Exercise objective
Go through the entries below and pick out every line with "Ritual".

* * * * *

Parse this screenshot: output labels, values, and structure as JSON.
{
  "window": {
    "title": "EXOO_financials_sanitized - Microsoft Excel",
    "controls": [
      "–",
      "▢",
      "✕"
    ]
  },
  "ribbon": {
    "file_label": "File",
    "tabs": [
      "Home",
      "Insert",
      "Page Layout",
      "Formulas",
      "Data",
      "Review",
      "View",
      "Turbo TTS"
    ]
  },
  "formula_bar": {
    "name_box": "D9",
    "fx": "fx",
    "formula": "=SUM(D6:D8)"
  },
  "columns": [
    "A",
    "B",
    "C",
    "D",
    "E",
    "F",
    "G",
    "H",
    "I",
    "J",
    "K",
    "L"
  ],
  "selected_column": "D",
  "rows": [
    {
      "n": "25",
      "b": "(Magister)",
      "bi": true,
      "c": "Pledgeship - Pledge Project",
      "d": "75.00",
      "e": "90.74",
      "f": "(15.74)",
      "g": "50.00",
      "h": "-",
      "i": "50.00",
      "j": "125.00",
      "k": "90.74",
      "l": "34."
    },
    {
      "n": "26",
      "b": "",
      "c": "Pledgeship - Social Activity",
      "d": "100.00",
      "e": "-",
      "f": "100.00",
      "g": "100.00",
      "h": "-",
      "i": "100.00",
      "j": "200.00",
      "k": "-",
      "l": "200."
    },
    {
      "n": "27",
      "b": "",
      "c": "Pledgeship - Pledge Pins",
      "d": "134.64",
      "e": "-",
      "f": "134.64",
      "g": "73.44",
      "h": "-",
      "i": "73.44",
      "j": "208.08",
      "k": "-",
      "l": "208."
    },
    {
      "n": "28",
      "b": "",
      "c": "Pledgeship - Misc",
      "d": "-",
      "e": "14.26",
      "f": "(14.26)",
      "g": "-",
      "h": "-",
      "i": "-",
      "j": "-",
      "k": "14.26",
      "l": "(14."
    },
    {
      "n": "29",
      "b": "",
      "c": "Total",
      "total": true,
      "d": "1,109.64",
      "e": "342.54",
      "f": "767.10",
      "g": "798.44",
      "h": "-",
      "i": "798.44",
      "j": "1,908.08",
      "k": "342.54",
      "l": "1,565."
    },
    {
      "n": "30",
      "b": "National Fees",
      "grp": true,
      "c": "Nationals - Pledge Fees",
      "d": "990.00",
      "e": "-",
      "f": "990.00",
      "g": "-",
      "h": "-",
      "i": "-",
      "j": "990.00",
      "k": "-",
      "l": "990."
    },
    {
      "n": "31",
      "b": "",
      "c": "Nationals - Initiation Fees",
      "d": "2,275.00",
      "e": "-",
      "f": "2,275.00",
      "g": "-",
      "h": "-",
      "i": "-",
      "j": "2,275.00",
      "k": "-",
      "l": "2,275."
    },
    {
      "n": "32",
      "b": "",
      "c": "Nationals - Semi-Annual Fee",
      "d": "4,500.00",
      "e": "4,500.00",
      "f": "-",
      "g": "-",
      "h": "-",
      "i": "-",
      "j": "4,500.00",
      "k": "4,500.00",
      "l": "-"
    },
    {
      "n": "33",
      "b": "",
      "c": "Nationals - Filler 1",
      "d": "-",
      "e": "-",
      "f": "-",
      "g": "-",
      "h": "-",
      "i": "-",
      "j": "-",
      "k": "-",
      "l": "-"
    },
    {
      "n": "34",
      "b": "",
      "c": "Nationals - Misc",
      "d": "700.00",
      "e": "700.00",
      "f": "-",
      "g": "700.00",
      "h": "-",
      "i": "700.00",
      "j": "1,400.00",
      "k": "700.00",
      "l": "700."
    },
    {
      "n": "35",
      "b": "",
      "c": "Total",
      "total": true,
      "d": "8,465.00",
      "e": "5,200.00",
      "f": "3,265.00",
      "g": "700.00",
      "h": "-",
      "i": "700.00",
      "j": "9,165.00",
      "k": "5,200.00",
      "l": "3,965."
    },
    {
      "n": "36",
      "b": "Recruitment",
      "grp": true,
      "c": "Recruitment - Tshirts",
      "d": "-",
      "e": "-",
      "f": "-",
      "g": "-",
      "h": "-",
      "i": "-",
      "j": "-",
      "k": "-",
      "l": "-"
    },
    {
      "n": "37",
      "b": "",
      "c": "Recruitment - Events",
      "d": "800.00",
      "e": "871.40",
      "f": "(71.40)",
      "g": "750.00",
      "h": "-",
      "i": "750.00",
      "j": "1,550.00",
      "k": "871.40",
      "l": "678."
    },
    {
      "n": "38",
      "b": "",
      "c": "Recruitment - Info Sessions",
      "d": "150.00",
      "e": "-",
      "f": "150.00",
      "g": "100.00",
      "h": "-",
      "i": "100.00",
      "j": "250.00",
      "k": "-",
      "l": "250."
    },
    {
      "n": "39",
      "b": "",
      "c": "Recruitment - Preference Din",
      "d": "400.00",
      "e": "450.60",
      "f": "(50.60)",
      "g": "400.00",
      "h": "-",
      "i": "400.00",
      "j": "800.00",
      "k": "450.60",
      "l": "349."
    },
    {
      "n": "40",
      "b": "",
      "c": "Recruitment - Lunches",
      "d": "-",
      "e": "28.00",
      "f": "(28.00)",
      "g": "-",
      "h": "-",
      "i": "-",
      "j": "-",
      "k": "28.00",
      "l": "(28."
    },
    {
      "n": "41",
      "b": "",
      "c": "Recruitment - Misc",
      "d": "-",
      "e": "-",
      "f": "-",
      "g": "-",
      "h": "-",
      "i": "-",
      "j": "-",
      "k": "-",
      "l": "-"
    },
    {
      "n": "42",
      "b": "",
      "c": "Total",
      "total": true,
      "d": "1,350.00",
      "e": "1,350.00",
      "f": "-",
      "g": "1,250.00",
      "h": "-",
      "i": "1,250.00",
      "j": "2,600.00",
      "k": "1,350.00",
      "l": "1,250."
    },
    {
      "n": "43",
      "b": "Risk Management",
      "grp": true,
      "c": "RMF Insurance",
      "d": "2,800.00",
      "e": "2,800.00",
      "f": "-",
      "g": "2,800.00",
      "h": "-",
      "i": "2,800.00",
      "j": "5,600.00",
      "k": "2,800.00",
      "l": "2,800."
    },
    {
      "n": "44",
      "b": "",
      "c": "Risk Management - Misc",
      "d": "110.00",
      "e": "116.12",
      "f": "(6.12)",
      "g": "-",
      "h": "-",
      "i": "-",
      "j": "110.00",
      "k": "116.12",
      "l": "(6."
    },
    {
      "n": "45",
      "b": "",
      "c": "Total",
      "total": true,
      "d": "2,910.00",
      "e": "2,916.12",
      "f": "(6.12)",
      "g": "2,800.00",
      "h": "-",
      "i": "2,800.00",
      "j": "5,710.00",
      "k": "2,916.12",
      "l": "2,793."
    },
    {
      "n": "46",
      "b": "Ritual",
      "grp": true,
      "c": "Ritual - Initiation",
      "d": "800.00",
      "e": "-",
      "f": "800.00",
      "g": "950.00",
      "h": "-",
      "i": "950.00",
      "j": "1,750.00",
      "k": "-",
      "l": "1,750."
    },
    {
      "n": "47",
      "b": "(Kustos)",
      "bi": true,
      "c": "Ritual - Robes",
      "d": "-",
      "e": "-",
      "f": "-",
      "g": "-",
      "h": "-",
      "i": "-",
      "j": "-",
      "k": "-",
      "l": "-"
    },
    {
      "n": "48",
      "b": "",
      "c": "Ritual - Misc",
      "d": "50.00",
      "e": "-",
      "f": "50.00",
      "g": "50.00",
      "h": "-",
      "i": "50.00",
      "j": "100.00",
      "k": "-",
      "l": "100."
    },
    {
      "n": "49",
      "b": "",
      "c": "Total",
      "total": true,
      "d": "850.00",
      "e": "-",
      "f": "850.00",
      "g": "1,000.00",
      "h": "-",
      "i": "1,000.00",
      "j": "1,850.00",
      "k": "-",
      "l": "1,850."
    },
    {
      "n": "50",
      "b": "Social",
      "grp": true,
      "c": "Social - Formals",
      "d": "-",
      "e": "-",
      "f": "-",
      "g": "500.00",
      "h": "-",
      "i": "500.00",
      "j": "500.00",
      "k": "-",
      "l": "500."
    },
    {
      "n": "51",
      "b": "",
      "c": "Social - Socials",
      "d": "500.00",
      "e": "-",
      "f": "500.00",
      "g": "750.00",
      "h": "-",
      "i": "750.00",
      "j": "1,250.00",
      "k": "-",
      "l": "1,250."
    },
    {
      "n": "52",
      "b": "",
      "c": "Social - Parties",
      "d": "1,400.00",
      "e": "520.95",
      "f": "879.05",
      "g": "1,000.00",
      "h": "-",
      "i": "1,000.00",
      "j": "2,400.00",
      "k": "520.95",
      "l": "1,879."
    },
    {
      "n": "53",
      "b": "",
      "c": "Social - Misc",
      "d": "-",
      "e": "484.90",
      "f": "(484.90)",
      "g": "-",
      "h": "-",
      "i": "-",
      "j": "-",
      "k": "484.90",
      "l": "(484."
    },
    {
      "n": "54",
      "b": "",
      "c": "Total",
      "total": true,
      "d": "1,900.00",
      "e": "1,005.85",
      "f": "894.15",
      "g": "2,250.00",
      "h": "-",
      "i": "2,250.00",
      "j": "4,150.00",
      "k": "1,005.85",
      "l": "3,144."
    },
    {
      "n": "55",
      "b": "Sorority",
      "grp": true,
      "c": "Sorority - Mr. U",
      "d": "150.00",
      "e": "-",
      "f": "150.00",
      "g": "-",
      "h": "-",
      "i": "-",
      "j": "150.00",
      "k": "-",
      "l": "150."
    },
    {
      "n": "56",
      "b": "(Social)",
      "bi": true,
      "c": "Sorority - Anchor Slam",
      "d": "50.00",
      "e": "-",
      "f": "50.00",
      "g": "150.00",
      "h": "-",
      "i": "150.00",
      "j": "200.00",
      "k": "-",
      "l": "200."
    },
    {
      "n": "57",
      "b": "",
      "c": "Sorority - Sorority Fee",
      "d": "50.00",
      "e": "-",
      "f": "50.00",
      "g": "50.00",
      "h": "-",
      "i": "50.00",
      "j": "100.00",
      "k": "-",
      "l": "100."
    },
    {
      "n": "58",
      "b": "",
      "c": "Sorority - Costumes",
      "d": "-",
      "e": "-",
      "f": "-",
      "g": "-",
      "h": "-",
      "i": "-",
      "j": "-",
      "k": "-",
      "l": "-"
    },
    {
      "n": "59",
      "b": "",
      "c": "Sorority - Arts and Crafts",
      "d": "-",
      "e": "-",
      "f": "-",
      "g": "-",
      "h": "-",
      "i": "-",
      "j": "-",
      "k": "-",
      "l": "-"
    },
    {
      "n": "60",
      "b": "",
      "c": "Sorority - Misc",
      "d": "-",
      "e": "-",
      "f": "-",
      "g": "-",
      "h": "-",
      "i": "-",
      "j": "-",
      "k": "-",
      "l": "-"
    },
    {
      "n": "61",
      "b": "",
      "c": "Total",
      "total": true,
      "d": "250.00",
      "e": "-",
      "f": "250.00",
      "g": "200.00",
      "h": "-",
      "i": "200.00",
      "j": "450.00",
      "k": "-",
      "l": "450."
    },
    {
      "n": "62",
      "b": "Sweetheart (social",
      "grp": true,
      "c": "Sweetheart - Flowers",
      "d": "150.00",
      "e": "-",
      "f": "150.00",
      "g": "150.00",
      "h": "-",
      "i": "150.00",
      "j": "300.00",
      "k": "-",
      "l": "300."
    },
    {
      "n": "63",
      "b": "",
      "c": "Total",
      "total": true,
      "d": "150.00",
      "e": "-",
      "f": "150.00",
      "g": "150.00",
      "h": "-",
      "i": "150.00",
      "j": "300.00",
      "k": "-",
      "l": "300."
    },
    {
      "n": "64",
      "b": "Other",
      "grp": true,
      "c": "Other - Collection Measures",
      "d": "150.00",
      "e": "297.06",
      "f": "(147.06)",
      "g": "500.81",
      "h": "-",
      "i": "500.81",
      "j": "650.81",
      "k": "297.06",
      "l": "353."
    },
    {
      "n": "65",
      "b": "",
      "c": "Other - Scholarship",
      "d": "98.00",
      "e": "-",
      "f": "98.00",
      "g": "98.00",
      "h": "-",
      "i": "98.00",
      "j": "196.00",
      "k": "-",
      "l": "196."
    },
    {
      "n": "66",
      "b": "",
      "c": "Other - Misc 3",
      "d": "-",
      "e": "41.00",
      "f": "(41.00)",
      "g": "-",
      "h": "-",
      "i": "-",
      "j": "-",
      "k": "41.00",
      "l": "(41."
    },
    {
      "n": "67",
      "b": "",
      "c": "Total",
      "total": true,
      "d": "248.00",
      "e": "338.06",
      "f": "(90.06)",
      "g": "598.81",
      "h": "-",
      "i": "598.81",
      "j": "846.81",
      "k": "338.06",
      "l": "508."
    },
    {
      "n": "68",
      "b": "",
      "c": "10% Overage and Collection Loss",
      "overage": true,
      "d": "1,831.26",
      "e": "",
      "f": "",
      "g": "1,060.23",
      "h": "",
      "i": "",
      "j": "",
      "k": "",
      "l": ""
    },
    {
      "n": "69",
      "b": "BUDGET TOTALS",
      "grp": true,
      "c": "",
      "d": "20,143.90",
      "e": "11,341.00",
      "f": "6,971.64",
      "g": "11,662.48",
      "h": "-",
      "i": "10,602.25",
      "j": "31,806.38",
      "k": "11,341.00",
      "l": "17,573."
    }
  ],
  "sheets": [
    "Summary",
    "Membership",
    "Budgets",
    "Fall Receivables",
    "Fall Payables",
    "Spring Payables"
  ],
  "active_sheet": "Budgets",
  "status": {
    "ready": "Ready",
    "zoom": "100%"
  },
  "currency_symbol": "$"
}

* * * * *

Result
      "b": "Ritual",
      "c": "Ritual - Initiation",
      "c": "Ritual - Robes",
      "c": "Ritual - Misc",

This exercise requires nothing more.